### What you have to do:
Without the pictures, retype each line below exactly as it stands.

[Website and app data records]
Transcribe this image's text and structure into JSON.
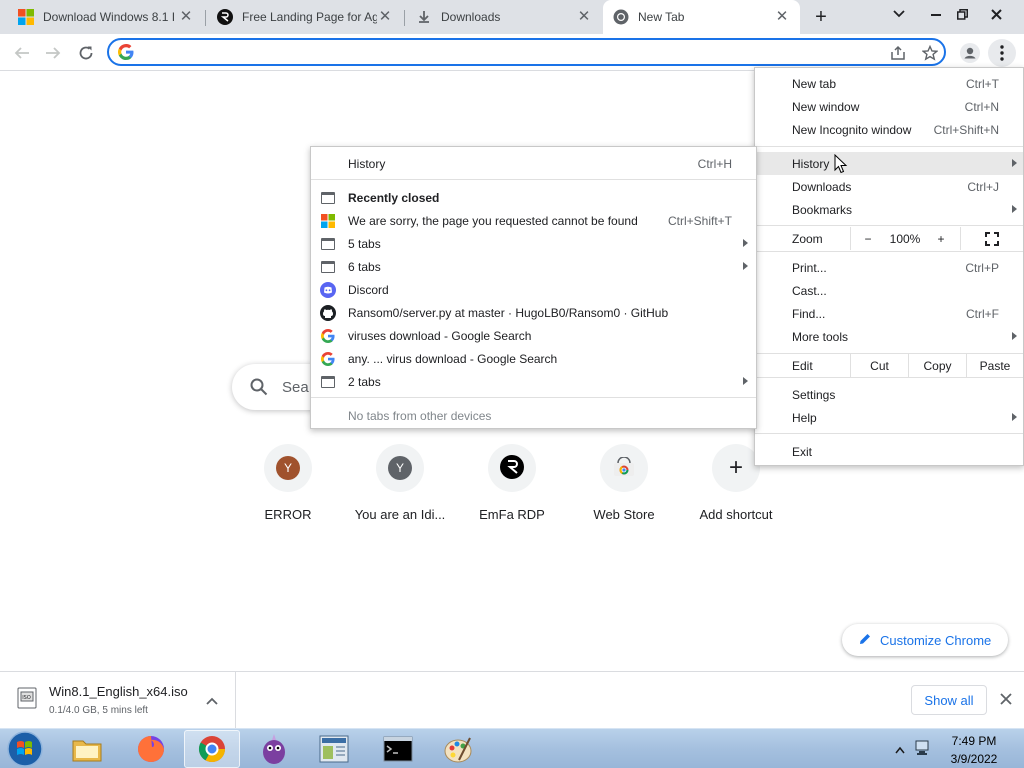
{
  "tabs": [
    {
      "title": "Download Windows 8.1 I",
      "icon": "windows-logo-icon",
      "close": "✕"
    },
    {
      "title": "Free Landing Page for Ag",
      "icon": "emfa-logo-icon",
      "close": "✕"
    },
    {
      "title": "Downloads",
      "icon": "download-icon",
      "close": "✕"
    },
    {
      "title": "New Tab",
      "icon": "chrome-icon",
      "close": "✕",
      "active": true
    }
  ],
  "new_tab_symbol": "+",
  "omnibox": {
    "value": "",
    "placeholder": ""
  },
  "ntp": {
    "search_placeholder": "Sea",
    "shortcuts": [
      {
        "label": "ERROR",
        "letter": "Y",
        "color": "#a0522d"
      },
      {
        "label": "You are an Idi...",
        "letter": "Y",
        "color": "#5f6368"
      },
      {
        "label": "EmFa RDP",
        "letter": "",
        "color": "#000000"
      },
      {
        "label": "Web Store",
        "letter": "",
        "color": ""
      },
      {
        "label": "Add shortcut",
        "letter": "+",
        "color": ""
      }
    ],
    "customize_label": "Customize Chrome"
  },
  "main_menu": {
    "new_tab": {
      "label": "New tab",
      "shortcut": "Ctrl+T"
    },
    "new_window": {
      "label": "New window",
      "shortcut": "Ctrl+N"
    },
    "new_incognito": {
      "label": "New Incognito window",
      "shortcut": "Ctrl+Shift+N"
    },
    "history": {
      "label": "History"
    },
    "downloads": {
      "label": "Downloads",
      "shortcut": "Ctrl+J"
    },
    "bookmarks": {
      "label": "Bookmarks"
    },
    "zoom": {
      "label": "Zoom",
      "minus": "−",
      "value": "100%",
      "plus": "+"
    },
    "print": {
      "label": "Print...",
      "shortcut": "Ctrl+P"
    },
    "cast": {
      "label": "Cast..."
    },
    "find": {
      "label": "Find...",
      "shortcut": "Ctrl+F"
    },
    "more_tools": {
      "label": "More tools"
    },
    "edit": {
      "label": "Edit",
      "cut": "Cut",
      "copy": "Copy",
      "paste": "Paste"
    },
    "settings": {
      "label": "Settings"
    },
    "help": {
      "label": "Help"
    },
    "exit": {
      "label": "Exit"
    }
  },
  "history_menu": {
    "history": {
      "label": "History",
      "shortcut": "Ctrl+H"
    },
    "recently_closed": "Recently closed",
    "items": [
      {
        "label": "We are sorry, the page you requested cannot be found",
        "shortcut": "Ctrl+Shift+T",
        "icon": "windows-logo-icon",
        "submenu": false
      },
      {
        "label": "5 tabs",
        "shortcut": "",
        "icon": "tab-window-icon",
        "submenu": true
      },
      {
        "label": "6 tabs",
        "shortcut": "",
        "icon": "tab-window-icon",
        "submenu": true
      },
      {
        "label": "Discord",
        "shortcut": "",
        "icon": "discord-icon",
        "submenu": false
      },
      {
        "label": "Ransom0/server.py at master · HugoLB0/Ransom0 · GitHub",
        "shortcut": "",
        "icon": "github-icon",
        "submenu": false
      },
      {
        "label": "viruses download - Google Search",
        "shortcut": "",
        "icon": "google-icon",
        "submenu": false
      },
      {
        "label": "any. ... virus download - Google Search",
        "shortcut": "",
        "icon": "google-icon",
        "submenu": false
      },
      {
        "label": "2 tabs",
        "shortcut": "",
        "icon": "tab-window-icon",
        "submenu": true
      }
    ],
    "no_other_devices": "No tabs from other devices"
  },
  "download_shelf": {
    "file_name": "Win8.1_English_x64.iso",
    "status": "0.1/4.0 GB, 5 mins left",
    "show_all": "Show all"
  },
  "taskbar": {
    "time": "7:49 PM",
    "date": "3/9/2022"
  },
  "colors": {
    "accent": "#1a73e8",
    "tabstrip": "#dee1e6",
    "taskbar": "#a5c0df"
  }
}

### Your response:
Transcribe this image's text and structure into JSON.
{
  "tabs": [
    {
      "title": "Download Windows 8.1 I",
      "icon": "windows-logo-icon",
      "close": "✕"
    },
    {
      "title": "Free Landing Page for Ag",
      "icon": "emfa-logo-icon",
      "close": "✕"
    },
    {
      "title": "Downloads",
      "icon": "download-icon",
      "close": "✕"
    },
    {
      "title": "New Tab",
      "icon": "chrome-icon",
      "close": "✕",
      "active": true
    }
  ],
  "new_tab_symbol": "+",
  "omnibox": {
    "value": "",
    "placeholder": ""
  },
  "ntp": {
    "search_placeholder": "Sea",
    "shortcuts": [
      {
        "label": "ERROR",
        "letter": "Y",
        "color": "#a0522d"
      },
      {
        "label": "You are an Idi...",
        "letter": "Y",
        "color": "#5f6368"
      },
      {
        "label": "EmFa RDP",
        "letter": "",
        "color": "#000000"
      },
      {
        "label": "Web Store",
        "letter": "",
        "color": ""
      },
      {
        "label": "Add shortcut",
        "letter": "+",
        "color": ""
      }
    ],
    "customize_label": "Customize Chrome"
  },
  "main_menu": {
    "new_tab": {
      "label": "New tab",
      "shortcut": "Ctrl+T"
    },
    "new_window": {
      "label": "New window",
      "shortcut": "Ctrl+N"
    },
    "new_incognito": {
      "label": "New Incognito window",
      "shortcut": "Ctrl+Shift+N"
    },
    "history": {
      "label": "History"
    },
    "downloads": {
      "label": "Downloads",
      "shortcut": "Ctrl+J"
    },
    "bookmarks": {
      "label": "Bookmarks"
    },
    "zoom": {
      "label": "Zoom",
      "minus": "−",
      "value": "100%",
      "plus": "+"
    },
    "print": {
      "label": "Print...",
      "shortcut": "Ctrl+P"
    },
    "cast": {
      "label": "Cast..."
    },
    "find": {
      "label": "Find...",
      "shortcut": "Ctrl+F"
    },
    "more_tools": {
      "label": "More tools"
    },
    "edit": {
      "label": "Edit",
      "cut": "Cut",
      "copy": "Copy",
      "paste": "Paste"
    },
    "settings": {
      "label": "Settings"
    },
    "help": {
      "label": "Help"
    },
    "exit": {
      "label": "Exit"
    }
  },
  "history_menu": {
    "history": {
      "label": "History",
      "shortcut": "Ctrl+H"
    },
    "recently_closed": "Recently closed",
    "items": [
      {
        "label": "We are sorry, the page you requested cannot be found",
        "shortcut": "Ctrl+Shift+T",
        "icon": "windows-logo-icon",
        "submenu": false
      },
      {
        "label": "5 tabs",
        "shortcut": "",
        "icon": "tab-window-icon",
        "submenu": true
      },
      {
        "label": "6 tabs",
        "shortcut": "",
        "icon": "tab-window-icon",
        "submenu": true
      },
      {
        "label": "Discord",
        "shortcut": "",
        "icon": "discord-icon",
        "submenu": false
      },
      {
        "label": "Ransom0/server.py at master · HugoLB0/Ransom0 · GitHub",
        "shortcut": "",
        "icon": "github-icon",
        "submenu": false
      },
      {
        "label": "viruses download - Google Search",
        "shortcut": "",
        "icon": "google-icon",
        "submenu": false
      },
      {
        "label": "any. ... virus download - Google Search",
        "shortcut": "",
        "icon": "google-icon",
        "submenu": false
      },
      {
        "label": "2 tabs",
        "shortcut": "",
        "icon": "tab-window-icon",
        "submenu": true
      }
    ],
    "no_other_devices": "No tabs from other devices"
  },
  "download_shelf": {
    "file_name": "Win8.1_English_x64.iso",
    "status": "0.1/4.0 GB, 5 mins left",
    "show_all": "Show all"
  },
  "taskbar": {
    "time": "7:49 PM",
    "date": "3/9/2022"
  },
  "colors": {
    "accent": "#1a73e8",
    "tabstrip": "#dee1e6",
    "taskbar": "#a5c0df"
  }
}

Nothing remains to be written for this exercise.